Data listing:
** start **

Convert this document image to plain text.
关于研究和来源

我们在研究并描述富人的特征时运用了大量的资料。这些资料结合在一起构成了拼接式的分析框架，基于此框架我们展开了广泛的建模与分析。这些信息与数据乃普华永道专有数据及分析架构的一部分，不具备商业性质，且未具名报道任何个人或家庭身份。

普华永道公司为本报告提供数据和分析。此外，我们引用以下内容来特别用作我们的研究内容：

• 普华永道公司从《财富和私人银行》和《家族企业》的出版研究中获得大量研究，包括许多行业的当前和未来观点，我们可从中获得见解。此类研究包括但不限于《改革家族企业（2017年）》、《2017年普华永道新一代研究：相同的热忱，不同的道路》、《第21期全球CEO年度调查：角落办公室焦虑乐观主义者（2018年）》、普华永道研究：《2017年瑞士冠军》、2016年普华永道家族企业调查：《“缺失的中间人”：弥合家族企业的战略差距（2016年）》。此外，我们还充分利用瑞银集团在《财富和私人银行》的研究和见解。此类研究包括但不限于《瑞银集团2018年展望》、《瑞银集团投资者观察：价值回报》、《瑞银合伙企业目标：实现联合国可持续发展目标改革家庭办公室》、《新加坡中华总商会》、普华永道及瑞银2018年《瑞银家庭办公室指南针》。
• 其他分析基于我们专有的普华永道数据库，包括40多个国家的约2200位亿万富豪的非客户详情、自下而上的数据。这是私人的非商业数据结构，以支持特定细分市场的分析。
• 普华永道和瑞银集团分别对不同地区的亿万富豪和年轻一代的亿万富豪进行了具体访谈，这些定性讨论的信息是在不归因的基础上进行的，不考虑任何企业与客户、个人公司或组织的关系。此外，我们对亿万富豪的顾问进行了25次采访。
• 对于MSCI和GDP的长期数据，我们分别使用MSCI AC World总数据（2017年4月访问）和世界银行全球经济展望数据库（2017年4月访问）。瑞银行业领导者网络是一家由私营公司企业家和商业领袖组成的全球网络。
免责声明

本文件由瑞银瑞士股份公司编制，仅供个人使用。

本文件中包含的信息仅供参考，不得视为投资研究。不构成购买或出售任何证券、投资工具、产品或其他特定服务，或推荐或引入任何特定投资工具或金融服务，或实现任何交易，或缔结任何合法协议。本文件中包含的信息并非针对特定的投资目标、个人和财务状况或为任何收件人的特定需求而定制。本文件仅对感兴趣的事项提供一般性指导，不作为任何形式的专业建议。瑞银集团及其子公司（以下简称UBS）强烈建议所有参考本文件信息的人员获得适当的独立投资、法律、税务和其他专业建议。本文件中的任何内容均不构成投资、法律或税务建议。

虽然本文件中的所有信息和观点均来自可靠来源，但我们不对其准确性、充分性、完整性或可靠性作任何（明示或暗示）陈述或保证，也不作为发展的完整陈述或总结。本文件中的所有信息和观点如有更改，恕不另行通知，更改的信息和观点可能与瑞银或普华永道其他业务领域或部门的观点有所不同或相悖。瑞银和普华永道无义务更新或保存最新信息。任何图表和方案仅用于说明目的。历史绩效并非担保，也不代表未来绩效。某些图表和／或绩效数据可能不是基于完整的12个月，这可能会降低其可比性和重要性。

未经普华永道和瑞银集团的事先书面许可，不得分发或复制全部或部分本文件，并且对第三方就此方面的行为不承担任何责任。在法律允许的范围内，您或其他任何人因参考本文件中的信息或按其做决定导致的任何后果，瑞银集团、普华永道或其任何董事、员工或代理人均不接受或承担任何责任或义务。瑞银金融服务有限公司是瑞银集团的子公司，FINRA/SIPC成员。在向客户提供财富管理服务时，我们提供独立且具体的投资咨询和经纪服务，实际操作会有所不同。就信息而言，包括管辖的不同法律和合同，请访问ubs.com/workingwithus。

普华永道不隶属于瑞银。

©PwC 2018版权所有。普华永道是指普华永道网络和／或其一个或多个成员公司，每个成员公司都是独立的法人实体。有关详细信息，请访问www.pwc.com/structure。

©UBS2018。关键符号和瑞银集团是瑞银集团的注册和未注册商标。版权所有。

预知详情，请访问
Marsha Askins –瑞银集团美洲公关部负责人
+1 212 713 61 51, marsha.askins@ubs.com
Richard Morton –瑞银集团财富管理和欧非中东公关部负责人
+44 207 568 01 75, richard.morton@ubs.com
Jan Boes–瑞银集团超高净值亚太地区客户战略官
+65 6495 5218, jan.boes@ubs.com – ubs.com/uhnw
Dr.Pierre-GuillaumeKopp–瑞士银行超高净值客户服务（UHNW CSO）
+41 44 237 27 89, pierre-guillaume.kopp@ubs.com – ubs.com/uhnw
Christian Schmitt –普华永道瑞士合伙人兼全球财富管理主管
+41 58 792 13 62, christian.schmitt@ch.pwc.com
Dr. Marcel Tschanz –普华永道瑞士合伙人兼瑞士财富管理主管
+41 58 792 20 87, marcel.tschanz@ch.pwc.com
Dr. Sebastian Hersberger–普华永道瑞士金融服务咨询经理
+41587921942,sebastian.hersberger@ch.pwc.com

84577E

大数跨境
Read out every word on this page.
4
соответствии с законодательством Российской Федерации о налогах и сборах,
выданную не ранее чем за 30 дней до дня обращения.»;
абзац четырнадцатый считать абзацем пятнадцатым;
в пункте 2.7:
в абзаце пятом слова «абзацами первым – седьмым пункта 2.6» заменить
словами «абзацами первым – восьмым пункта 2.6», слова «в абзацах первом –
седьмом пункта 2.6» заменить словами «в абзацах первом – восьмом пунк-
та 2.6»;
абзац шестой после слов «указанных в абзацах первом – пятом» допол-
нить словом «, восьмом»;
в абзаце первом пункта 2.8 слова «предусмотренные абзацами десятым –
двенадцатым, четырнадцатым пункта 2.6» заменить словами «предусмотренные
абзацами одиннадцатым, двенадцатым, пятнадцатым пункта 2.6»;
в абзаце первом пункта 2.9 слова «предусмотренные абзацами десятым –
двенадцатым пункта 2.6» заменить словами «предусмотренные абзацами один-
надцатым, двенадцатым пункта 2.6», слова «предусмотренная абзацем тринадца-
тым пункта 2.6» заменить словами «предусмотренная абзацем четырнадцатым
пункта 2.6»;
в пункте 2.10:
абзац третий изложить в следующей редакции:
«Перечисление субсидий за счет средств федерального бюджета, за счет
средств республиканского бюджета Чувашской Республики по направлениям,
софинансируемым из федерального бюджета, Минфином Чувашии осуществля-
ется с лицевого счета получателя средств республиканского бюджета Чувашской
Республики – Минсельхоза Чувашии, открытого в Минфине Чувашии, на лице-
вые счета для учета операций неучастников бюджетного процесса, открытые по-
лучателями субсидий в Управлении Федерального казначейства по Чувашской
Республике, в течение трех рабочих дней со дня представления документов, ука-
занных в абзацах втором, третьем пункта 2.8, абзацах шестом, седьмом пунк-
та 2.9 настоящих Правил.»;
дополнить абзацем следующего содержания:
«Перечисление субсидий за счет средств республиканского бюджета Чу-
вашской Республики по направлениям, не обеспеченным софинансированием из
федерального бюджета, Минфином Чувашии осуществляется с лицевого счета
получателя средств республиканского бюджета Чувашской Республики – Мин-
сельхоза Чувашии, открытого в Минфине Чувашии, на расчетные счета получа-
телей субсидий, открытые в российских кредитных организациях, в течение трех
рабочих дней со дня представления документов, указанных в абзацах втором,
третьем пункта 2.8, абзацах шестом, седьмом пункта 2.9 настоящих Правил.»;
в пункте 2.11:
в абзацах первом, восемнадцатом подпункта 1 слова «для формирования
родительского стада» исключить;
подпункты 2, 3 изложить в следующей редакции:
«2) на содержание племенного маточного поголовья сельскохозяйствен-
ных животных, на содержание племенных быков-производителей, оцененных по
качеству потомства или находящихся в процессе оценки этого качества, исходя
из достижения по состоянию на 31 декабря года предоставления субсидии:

** end **

Task description:
From the records above, pick out and copy each line holding the word "дней".

Finished task:
выданную не ранее чем за 30 дней до дня обращения.»;
Республике, в течение трех рабочих дней со дня представления документов, ука-
рабочих дней со дня представления документов, указанных в абзацах втором,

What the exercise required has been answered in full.